TASK OBJECTIVE: In the data below, find each line containing the string "values" and return it.

GIVEN ENTRIES:
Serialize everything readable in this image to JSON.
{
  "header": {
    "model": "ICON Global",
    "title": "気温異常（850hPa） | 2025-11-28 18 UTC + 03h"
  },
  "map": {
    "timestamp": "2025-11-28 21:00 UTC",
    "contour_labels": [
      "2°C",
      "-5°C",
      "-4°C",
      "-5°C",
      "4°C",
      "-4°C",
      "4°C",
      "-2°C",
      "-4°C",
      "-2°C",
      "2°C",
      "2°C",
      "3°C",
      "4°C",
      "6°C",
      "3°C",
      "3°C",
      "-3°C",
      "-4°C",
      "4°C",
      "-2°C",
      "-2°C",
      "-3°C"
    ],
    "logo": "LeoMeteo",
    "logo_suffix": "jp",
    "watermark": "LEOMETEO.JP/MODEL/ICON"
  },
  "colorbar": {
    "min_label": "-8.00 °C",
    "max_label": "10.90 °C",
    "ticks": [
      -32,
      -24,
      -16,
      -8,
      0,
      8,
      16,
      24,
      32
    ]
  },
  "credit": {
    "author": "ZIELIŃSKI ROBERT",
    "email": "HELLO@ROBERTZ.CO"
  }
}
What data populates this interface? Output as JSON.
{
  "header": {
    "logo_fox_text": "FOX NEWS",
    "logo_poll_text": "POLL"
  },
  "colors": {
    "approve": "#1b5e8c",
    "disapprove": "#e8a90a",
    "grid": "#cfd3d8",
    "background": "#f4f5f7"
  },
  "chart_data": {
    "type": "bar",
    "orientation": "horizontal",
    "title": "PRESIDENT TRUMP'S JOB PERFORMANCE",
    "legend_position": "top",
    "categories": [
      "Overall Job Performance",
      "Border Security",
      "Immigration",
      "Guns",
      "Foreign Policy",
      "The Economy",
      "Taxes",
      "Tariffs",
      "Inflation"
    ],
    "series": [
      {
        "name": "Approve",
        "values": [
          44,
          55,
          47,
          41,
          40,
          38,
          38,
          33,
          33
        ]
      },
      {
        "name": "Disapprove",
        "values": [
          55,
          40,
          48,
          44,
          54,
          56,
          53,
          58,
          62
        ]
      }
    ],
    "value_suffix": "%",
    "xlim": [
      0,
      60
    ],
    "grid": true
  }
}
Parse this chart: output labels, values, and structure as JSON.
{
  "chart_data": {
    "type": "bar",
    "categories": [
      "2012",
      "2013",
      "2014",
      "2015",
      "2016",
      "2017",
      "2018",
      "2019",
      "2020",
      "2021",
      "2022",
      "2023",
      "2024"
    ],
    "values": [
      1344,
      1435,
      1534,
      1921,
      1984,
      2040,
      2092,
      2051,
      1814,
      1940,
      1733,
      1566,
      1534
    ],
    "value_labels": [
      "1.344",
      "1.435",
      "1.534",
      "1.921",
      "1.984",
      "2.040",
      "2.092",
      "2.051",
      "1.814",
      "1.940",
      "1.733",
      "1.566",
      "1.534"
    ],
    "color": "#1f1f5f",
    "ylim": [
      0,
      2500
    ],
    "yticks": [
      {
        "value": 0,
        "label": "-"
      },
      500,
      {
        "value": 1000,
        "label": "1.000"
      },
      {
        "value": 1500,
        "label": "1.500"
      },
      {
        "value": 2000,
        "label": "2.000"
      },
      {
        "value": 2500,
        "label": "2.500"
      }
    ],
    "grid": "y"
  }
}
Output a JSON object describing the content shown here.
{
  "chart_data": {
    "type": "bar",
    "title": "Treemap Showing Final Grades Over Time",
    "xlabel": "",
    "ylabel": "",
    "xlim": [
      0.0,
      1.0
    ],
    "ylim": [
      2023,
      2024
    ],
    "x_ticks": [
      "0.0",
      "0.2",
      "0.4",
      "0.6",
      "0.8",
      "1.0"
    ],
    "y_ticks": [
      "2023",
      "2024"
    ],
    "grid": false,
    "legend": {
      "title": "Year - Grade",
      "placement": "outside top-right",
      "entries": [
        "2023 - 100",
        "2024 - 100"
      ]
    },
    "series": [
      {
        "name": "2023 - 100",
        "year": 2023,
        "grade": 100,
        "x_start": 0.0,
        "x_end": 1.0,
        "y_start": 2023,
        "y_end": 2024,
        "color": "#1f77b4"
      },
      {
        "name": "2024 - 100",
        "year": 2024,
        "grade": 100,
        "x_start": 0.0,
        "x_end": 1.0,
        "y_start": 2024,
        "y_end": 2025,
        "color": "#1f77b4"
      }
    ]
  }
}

SOLUTION:
        "values": [
        "values": [
Parse this chart: output labels, values, and structure as JSON.
    "values": [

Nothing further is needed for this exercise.